— Written request —
Search the data below for the word "Purchase" and copy each line that holds it.
---
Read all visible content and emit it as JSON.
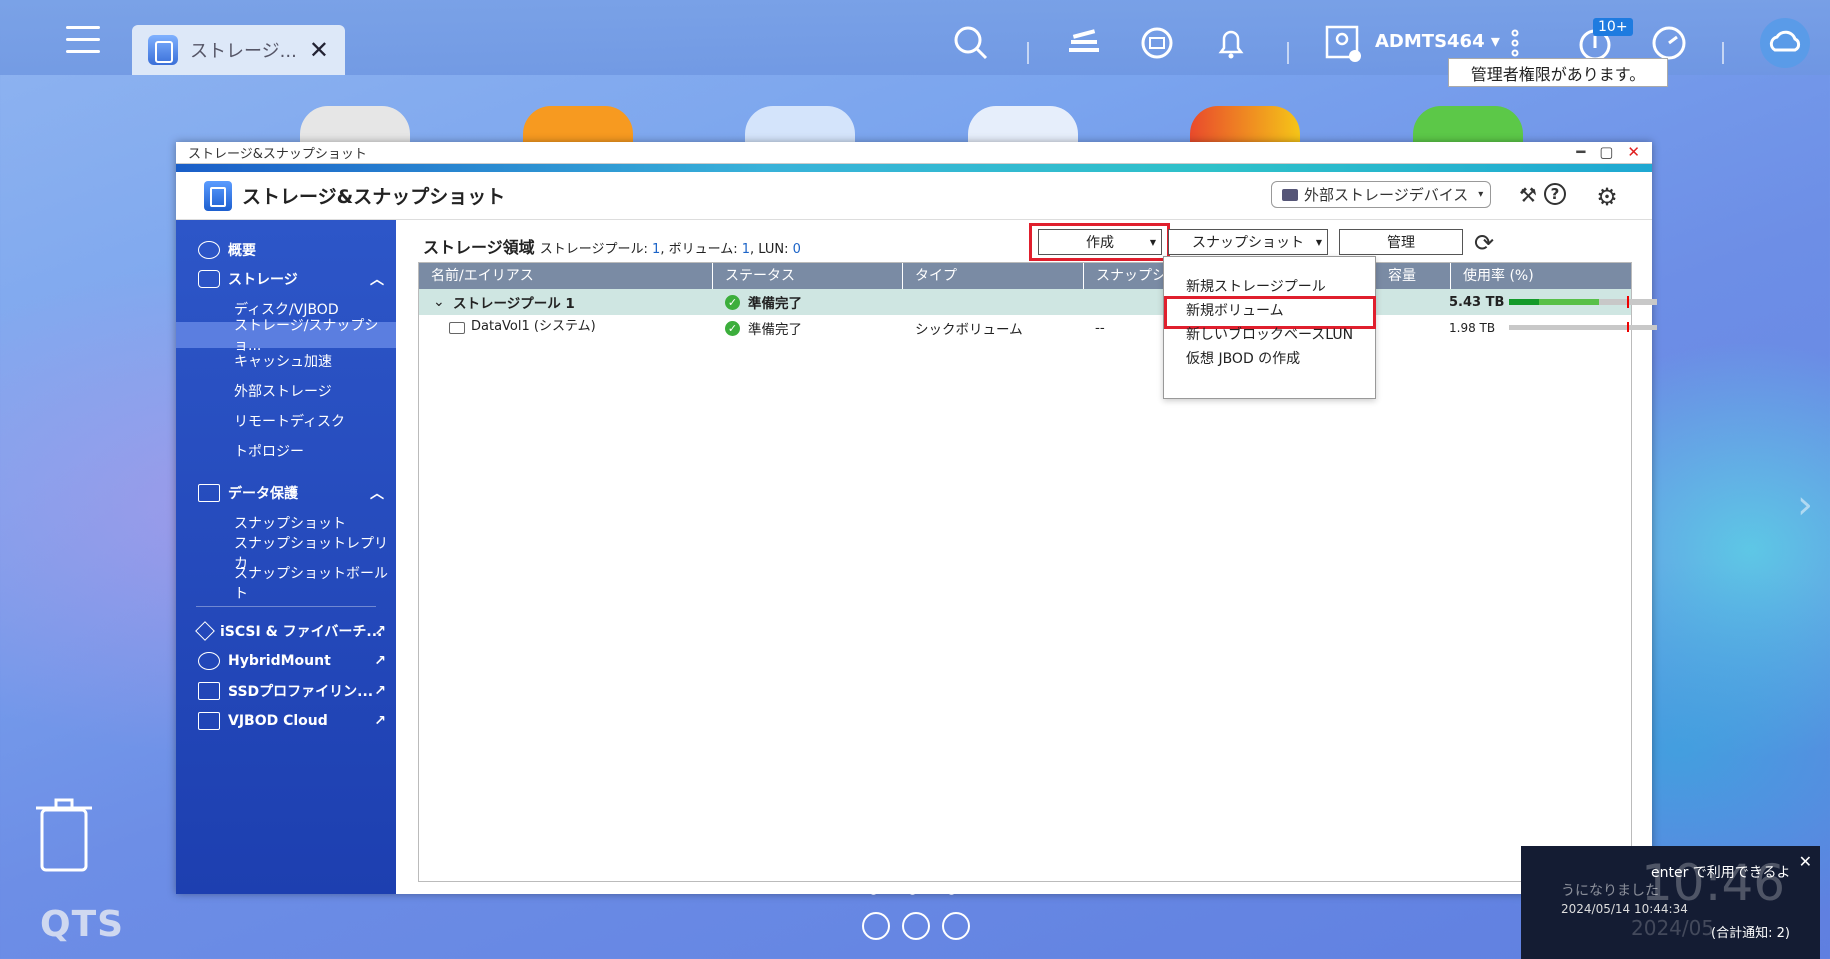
{
  "taskbar": {
    "tab_label": "ストレージ...",
    "tab_close": "✕",
    "user": "ADMTS464 ▾",
    "badge": "10+",
    "tooltip": "管理者権限があります。"
  },
  "window": {
    "titlebar": "ストレージ&スナップショット",
    "app_title": "ストレージ&スナップショット",
    "ext_device": "外部ストレージデバイス",
    "min": "━",
    "max": "▢",
    "close": "✕"
  },
  "sidebar": {
    "overview": "概要",
    "storage": "ストレージ",
    "storage_items": [
      "ディスク/VJBOD",
      "ストレージ/スナップショ...",
      "キャッシュ加速",
      "外部ストレージ",
      "リモートディスク",
      "トポロジー"
    ],
    "data_protect": "データ保護",
    "protect_items": [
      "スナップショット",
      "スナップショットレプリカ",
      "スナップショットボールト"
    ],
    "links": [
      "iSCSI & ファイバーチ...",
      "HybridMount",
      "SSDプロファイリン...",
      "VJBOD Cloud"
    ]
  },
  "content": {
    "title": "ストレージ領域",
    "summary_pool_label": "ストレージプール: ",
    "summary_pool": "1",
    "summary_vol_label": ", ボリューム: ",
    "summary_vol": "1",
    "summary_lun_label": ", LUN: ",
    "summary_lun": "0",
    "btn_create": "作成",
    "btn_snapshot": "スナップショット",
    "btn_manage": "管理",
    "columns": [
      "名前/エイリアス",
      "ステータス",
      "タイプ",
      "スナップシ",
      "容量",
      "使用率 (%)"
    ],
    "rows": [
      {
        "name": "ストレージプール 1",
        "status": "準備完了",
        "type": "",
        "snap": "",
        "capacity": "5.43 TB"
      },
      {
        "name": "DataVol1 (システム)",
        "status": "準備完了",
        "type": "シックボリューム",
        "snap": "--",
        "capacity": "1.98 TB"
      }
    ]
  },
  "dropdown": {
    "items": [
      "新規ストレージプール",
      "新規ボリューム",
      "新しいブロックベースLUN",
      "仮想 JBOD の作成"
    ]
  },
  "desktop": {
    "logo": "QTS",
    "notif_msg1": "enter で利用できるよ",
    "notif_msg2": "うになりました",
    "notif_time": "2024/05/14 10:44:34",
    "notif_total": "(合計通知: 2)",
    "clock_ghost": "10:46",
    "date_ghost": "2024/05"
  },
  "colors": {
    "accent": "#1d3fb0",
    "highlight": "#e01f2d",
    "ok": "#3cae3c",
    "bar_used": "#58c048",
    "bar_used_dark": "#139a2a"
  }
}
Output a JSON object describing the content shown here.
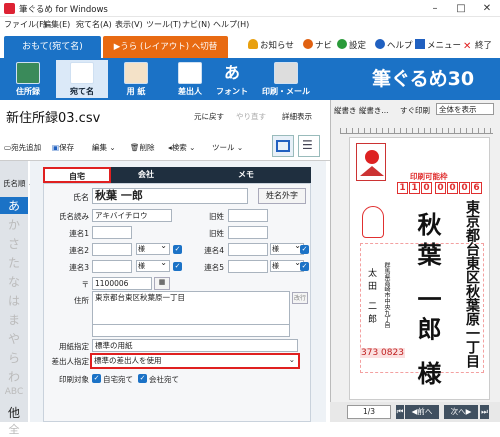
{
  "window": {
    "title": "筆ぐるめ for Windows"
  },
  "menu": [
    "ファイル(F)",
    "編集(E)",
    "宛て名(A)",
    "表示(V)",
    "ツール(T)",
    "ナビ(N)",
    "ヘルプ(H)"
  ],
  "tabs": {
    "omote": "おもて(宛て名)",
    "ura": "▶うら (レイアウト) へ切替"
  },
  "topbar": {
    "oshirase": "お知らせ",
    "navi": "ナビ",
    "settings": "設定",
    "help": "ヘルプ",
    "menu": "メニュー",
    "exit": "終了"
  },
  "ribbon": {
    "items": [
      "住所録",
      "宛て名",
      "用 紙",
      "差出人",
      "フォント",
      "印刷・メール"
    ],
    "brand": "筆ぐるめ30"
  },
  "file": {
    "name": "新住所録03.csv",
    "undo": "元に戻す",
    "redo": "やり直す",
    "detail": "詳細表示"
  },
  "toolbar": {
    "add": "宛先追加",
    "save": "保存",
    "edit": "編集",
    "delete": "削除",
    "search": "検索",
    "tool": "ツール"
  },
  "sidebar": {
    "sort_label": "氏名順",
    "letters": [
      "あ",
      "か",
      "さ",
      "た",
      "な",
      "は",
      "ま",
      "や",
      "ら",
      "わ",
      "ABC",
      "他",
      "全"
    ]
  },
  "form": {
    "tabs": [
      "自宅",
      "会社",
      "メモ"
    ],
    "labels": {
      "name": "氏名",
      "kana": "氏名読み",
      "ren1": "連名1",
      "ren2": "連名2",
      "ren3": "連名3",
      "kyusei": "旧姓",
      "ren4": "連名4",
      "ren5": "連名5",
      "zip": "〒",
      "address": "住所",
      "paper": "用紙指定",
      "sender": "差出人指定",
      "print_target": "印刷対象"
    },
    "values": {
      "name": "秋葉 一郎",
      "kana": "アキバイチロウ",
      "zip": "1100006",
      "address": "東京都台東区秋葉原一丁目",
      "paper": "標準の用紙",
      "sender": "標準の差出人を使用"
    },
    "combo": "様",
    "buttons": {
      "gaiji": "姓名外字",
      "kaigyo": "改行"
    },
    "print": {
      "home": "自宅宛て",
      "company": "会社宛て"
    }
  },
  "preview": {
    "toolbar": {
      "mode": "縦書き 縦書き...",
      "print": "すぐ印刷",
      "zoom": "全体を表示"
    },
    "card_label": "印刷可能枠",
    "zip_digits": [
      "1",
      "1",
      "0",
      "0",
      "0",
      "0",
      "6"
    ],
    "address": "東京都台東区秋葉原一丁目",
    "recipient": "秋葉 一郎 様",
    "sender_address": "群馬県高崎市中央九丁目",
    "sender_name": "太田 二郎",
    "sender_zip": "373 0823",
    "page": "1/3",
    "prev": "前へ",
    "next": "次へ"
  }
}
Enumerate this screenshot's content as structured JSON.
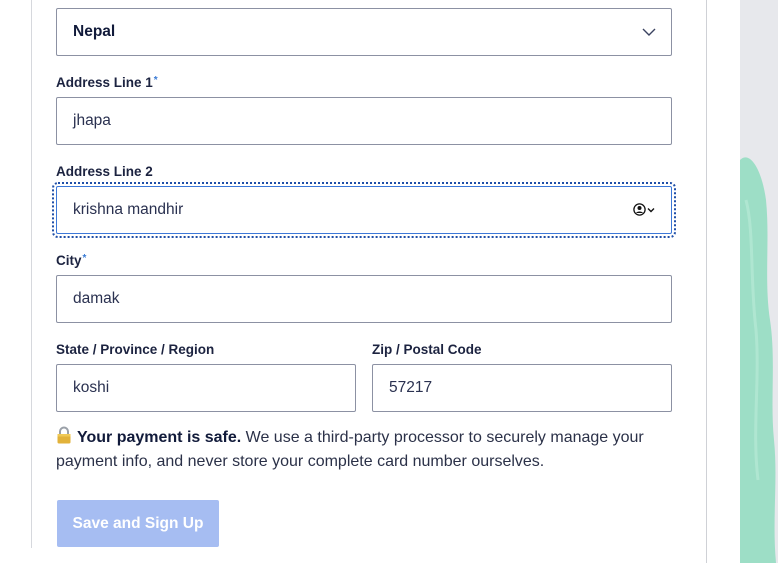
{
  "country": {
    "value": "Nepal"
  },
  "address1": {
    "label": "Address Line 1",
    "required_mark": "*",
    "value": "jhapa"
  },
  "address2": {
    "label": "Address Line 2",
    "value": "krishna mandhir"
  },
  "city": {
    "label": "City",
    "required_mark": "*",
    "value": "damak"
  },
  "state": {
    "label": "State / Province / Region",
    "value": "koshi"
  },
  "zip": {
    "label": "Zip / Postal Code",
    "value": "57217"
  },
  "notice": {
    "bold": "Your payment is safe.",
    "text": " We use a third-party processor to securely manage your payment info, and never store your complete card number ourselves."
  },
  "submit": {
    "label": "Save and Sign Up"
  },
  "colors": {
    "button": "#a6bdf2",
    "focus": "#3c78d8",
    "required": "#3a7bd5",
    "decor_green": "#8fdcc0"
  },
  "icons": {
    "select": "chevron-down-icon",
    "autofill": "contact-autofill-icon",
    "notice": "lock-icon"
  }
}
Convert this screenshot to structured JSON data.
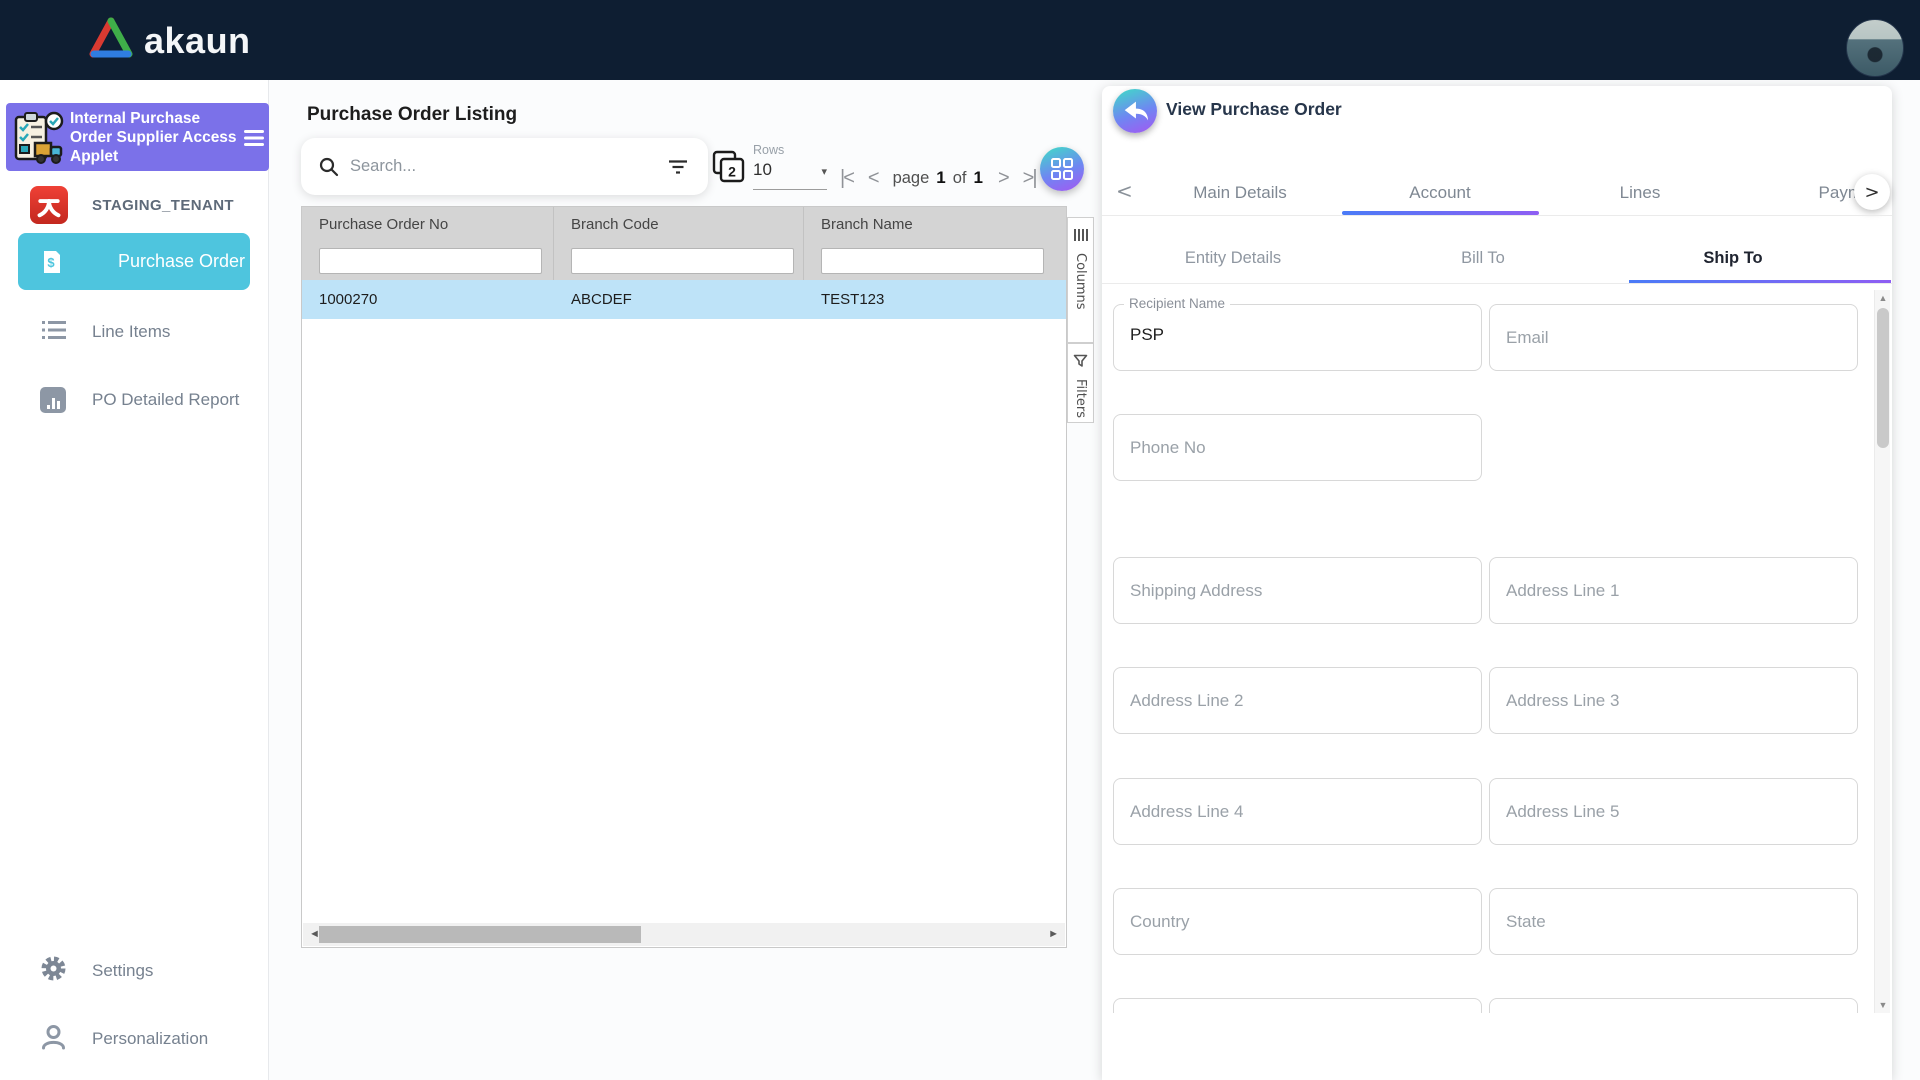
{
  "navbar": {
    "logo_text": "akaun"
  },
  "sidebar": {
    "applet_title": "Internal Purchase Order Supplier Access Applet",
    "tenant": {
      "label": "STAGING_TENANT"
    },
    "items": [
      {
        "label": "Purchase Order",
        "active": true
      },
      {
        "label": "Line Items"
      },
      {
        "label": "PO Detailed Report"
      }
    ],
    "footer": [
      {
        "label": "Settings"
      },
      {
        "label": "Personalization"
      }
    ]
  },
  "listing": {
    "title": "Purchase Order Listing",
    "search": {
      "placeholder": "Search..."
    },
    "rows": {
      "label": "Rows",
      "value": "10"
    },
    "pagination": {
      "first": "|<",
      "prev": "<",
      "page_word": "page",
      "current": "1",
      "of_word": "of",
      "total": "1",
      "next": ">",
      "last": ">|"
    },
    "table": {
      "columns": [
        "Purchase Order No",
        "Branch Code",
        "Branch Name"
      ],
      "rows": [
        {
          "po_no": "1000270",
          "branch_code": "ABCDEF",
          "branch_name": "TEST123"
        }
      ]
    },
    "side_tabs": [
      {
        "label": "Columns"
      },
      {
        "label": "Filters"
      }
    ]
  },
  "detail": {
    "title": "View Purchase Order",
    "tabs": [
      {
        "label": "Main Details"
      },
      {
        "label": "Account",
        "active": true
      },
      {
        "label": "Lines"
      },
      {
        "label": "Paym"
      }
    ],
    "sub_tabs": [
      {
        "label": "Entity Details"
      },
      {
        "label": "Bill To"
      },
      {
        "label": "Ship To",
        "active": true
      }
    ],
    "fields": {
      "recipient_name": {
        "label": "Recipient Name",
        "value": "PSP"
      },
      "email": {
        "placeholder": "Email"
      },
      "phone_no": {
        "placeholder": "Phone No"
      },
      "shipping_address": {
        "placeholder": "Shipping Address"
      },
      "address_line_1": {
        "placeholder": "Address Line 1"
      },
      "address_line_2": {
        "placeholder": "Address Line 2"
      },
      "address_line_3": {
        "placeholder": "Address Line 3"
      },
      "address_line_4": {
        "placeholder": "Address Line 4"
      },
      "address_line_5": {
        "placeholder": "Address Line 5"
      },
      "country": {
        "placeholder": "Country"
      },
      "state": {
        "placeholder": "State"
      }
    }
  },
  "colors": {
    "navbar_bg": "#0e1e32",
    "applet_purple": "#7b71e9",
    "active_item_teal": "#4ec5de",
    "tenant_red": "#e03a2f",
    "row_selection_blue": "#bee3f8",
    "table_header_gray": "#d4d4d4",
    "button_gradient": [
      "#3edec6",
      "#a457f2"
    ],
    "tab_underline_gradient": [
      "#4a7bf7",
      "#8e5ef3"
    ]
  }
}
---
— Response for this exercise —
    "applet_title": "Internal Purchase Order Supplier Access Applet",
        "label": "Purchase Order",
    "title": "Purchase Order Listing",
        "Purchase Order No",
    "title": "View Purchase Order",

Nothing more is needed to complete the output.